* Start Supplied data *

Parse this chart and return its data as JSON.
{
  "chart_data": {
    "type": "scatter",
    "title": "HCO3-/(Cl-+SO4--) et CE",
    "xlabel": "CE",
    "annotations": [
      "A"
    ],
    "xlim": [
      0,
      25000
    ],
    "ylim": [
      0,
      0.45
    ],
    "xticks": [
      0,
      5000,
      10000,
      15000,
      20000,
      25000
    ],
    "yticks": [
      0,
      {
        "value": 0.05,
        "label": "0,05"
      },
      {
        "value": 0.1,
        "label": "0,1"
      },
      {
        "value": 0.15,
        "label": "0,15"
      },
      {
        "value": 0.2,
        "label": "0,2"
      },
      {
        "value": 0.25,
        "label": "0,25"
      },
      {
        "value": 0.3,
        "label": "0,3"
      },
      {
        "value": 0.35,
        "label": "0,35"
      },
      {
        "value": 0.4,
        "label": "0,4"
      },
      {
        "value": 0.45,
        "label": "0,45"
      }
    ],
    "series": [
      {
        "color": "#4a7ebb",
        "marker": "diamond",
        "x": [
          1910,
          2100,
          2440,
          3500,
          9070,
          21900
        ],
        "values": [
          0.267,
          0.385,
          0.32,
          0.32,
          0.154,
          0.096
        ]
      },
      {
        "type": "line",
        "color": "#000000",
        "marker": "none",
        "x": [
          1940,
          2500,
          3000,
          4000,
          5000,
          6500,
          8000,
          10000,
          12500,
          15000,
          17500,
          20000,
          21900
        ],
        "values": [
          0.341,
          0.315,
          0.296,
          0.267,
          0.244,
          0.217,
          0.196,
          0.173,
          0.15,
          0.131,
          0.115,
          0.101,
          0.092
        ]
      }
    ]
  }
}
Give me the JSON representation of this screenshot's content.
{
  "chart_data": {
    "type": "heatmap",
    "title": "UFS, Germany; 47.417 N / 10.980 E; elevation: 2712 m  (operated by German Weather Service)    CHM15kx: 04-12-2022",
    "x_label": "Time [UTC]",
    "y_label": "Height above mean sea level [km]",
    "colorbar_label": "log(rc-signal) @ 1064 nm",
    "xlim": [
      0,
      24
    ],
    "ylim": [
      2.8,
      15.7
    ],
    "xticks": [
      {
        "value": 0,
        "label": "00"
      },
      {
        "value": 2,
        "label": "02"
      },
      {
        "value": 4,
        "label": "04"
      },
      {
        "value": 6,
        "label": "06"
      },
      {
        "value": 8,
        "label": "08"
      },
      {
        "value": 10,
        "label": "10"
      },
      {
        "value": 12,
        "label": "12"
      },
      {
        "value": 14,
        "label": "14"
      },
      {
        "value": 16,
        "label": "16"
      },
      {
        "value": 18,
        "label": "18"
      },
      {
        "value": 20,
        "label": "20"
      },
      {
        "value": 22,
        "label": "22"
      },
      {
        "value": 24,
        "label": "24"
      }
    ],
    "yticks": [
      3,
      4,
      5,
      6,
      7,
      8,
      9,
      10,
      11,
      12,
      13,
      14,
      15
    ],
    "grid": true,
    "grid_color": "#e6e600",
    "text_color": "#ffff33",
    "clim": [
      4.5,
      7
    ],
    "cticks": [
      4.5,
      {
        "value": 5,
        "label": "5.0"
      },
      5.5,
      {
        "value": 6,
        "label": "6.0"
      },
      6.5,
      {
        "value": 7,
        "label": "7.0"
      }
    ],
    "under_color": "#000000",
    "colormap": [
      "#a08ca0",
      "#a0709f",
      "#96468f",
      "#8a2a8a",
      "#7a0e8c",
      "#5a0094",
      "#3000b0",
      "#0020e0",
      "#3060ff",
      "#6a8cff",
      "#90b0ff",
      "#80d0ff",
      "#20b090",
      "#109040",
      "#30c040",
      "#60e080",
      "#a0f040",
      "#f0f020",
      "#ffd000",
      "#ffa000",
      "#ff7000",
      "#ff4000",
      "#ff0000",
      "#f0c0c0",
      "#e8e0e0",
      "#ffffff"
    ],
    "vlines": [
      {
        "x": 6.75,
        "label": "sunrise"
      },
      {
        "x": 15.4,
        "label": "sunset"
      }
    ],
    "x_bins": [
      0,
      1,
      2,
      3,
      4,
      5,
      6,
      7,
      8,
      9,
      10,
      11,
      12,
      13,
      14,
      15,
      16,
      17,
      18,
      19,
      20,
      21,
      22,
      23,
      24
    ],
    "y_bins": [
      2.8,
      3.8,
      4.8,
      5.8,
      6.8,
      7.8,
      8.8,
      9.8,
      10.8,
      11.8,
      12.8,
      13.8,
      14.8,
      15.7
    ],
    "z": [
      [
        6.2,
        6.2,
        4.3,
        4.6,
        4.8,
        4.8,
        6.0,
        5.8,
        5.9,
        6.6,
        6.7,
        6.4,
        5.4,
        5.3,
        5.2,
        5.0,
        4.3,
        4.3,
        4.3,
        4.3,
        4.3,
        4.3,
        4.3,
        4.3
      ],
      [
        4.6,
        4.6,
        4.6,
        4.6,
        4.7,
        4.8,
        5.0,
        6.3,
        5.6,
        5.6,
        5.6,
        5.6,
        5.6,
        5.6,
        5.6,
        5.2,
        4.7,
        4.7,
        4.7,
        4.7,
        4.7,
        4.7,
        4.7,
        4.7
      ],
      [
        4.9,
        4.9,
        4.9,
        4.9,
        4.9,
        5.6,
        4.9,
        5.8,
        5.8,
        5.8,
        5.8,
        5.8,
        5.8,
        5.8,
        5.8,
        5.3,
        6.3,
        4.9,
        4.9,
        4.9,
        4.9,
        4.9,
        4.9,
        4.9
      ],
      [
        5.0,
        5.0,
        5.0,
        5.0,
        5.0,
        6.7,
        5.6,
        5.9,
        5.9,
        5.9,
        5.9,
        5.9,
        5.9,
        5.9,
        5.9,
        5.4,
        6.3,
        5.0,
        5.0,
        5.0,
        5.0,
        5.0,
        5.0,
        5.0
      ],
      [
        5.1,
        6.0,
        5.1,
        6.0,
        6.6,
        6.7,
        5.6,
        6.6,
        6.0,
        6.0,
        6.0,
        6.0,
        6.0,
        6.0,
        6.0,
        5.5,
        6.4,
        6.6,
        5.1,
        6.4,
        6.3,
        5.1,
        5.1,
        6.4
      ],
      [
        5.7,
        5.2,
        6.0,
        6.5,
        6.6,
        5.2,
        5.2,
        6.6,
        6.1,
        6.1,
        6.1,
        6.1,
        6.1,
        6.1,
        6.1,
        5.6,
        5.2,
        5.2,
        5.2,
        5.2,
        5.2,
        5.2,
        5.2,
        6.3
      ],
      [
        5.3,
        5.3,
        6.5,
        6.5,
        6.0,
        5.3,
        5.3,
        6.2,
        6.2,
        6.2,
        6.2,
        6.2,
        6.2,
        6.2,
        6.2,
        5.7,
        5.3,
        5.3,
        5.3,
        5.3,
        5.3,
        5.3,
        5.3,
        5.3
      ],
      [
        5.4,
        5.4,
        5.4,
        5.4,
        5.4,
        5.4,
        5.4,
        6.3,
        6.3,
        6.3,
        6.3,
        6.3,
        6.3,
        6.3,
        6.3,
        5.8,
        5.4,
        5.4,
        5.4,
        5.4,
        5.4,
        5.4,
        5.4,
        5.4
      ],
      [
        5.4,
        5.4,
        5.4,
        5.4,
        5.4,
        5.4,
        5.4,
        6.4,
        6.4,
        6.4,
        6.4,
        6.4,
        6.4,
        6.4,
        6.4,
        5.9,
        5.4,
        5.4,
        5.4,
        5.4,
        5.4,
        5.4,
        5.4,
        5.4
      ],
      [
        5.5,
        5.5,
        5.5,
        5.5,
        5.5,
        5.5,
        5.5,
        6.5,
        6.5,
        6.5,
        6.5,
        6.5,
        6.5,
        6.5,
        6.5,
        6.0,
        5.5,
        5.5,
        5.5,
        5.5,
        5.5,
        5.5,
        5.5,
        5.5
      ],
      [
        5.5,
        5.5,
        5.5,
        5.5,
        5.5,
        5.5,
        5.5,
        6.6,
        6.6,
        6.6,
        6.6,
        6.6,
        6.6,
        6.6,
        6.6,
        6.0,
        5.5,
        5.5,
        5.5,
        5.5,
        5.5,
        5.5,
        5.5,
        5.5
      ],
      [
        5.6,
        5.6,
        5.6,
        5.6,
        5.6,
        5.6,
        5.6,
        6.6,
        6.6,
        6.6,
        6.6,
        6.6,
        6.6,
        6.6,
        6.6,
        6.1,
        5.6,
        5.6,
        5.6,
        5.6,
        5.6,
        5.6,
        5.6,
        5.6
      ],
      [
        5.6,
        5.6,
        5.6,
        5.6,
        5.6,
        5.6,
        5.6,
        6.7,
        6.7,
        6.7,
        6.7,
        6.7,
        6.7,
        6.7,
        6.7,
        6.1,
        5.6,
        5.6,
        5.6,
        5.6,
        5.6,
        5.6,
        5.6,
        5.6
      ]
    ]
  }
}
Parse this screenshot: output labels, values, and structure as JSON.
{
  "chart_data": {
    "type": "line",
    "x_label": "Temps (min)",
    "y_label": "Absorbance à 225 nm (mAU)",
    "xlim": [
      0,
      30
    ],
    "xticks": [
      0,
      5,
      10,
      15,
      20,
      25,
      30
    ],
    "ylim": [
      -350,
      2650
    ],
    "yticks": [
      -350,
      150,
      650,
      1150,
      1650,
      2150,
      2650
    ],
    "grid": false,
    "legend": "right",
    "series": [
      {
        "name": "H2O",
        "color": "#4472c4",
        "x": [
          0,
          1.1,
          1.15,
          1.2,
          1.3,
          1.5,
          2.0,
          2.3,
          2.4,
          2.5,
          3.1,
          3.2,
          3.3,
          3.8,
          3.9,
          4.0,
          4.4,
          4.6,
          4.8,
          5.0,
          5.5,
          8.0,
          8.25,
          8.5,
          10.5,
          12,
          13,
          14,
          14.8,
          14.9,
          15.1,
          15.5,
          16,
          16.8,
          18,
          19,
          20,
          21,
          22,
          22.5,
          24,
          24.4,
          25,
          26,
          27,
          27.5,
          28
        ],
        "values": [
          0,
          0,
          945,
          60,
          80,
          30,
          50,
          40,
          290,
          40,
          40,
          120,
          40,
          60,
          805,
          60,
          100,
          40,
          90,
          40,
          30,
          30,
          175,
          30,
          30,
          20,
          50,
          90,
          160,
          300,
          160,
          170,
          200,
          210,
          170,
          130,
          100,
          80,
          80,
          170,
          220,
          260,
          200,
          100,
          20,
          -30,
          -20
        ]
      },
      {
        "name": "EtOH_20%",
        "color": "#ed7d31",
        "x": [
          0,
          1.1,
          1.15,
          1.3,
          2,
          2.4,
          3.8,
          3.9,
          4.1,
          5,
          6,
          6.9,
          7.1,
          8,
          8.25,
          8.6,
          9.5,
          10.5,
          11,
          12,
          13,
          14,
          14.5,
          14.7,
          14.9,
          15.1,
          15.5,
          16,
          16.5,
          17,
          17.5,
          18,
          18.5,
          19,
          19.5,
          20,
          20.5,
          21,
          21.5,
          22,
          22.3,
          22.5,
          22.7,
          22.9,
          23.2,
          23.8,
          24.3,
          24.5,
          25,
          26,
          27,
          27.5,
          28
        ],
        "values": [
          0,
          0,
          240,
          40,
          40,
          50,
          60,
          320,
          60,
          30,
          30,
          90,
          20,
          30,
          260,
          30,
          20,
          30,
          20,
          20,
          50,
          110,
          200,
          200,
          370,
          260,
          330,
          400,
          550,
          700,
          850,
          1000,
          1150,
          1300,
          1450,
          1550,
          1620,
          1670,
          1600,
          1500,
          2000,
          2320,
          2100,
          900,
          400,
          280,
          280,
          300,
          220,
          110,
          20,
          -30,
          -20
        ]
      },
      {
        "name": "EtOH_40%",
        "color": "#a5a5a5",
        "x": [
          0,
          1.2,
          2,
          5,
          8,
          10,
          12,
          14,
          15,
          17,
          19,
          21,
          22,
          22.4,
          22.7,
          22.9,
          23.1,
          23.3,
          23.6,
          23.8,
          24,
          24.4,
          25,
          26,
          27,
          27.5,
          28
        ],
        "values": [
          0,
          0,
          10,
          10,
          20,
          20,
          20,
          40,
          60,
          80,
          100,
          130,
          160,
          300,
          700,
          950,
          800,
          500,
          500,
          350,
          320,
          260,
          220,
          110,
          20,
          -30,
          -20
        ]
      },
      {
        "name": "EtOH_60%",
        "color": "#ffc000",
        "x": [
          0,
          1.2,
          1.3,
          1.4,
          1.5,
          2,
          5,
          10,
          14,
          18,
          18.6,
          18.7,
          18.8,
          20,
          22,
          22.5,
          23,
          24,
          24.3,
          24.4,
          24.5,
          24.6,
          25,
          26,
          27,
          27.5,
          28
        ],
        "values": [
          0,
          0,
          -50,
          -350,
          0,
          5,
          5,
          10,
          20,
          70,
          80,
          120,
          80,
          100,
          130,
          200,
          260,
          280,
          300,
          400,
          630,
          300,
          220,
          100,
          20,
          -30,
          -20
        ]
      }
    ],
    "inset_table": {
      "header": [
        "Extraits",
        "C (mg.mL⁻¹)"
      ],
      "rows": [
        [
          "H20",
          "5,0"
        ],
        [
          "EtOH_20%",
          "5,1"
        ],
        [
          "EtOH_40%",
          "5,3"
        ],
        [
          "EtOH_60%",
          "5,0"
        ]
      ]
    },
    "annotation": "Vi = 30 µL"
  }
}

* End Supplied data *

> **Given request**:
Tell how many lines of the data include the word "Parse", and nothing else.

> **Exercise solution**:
2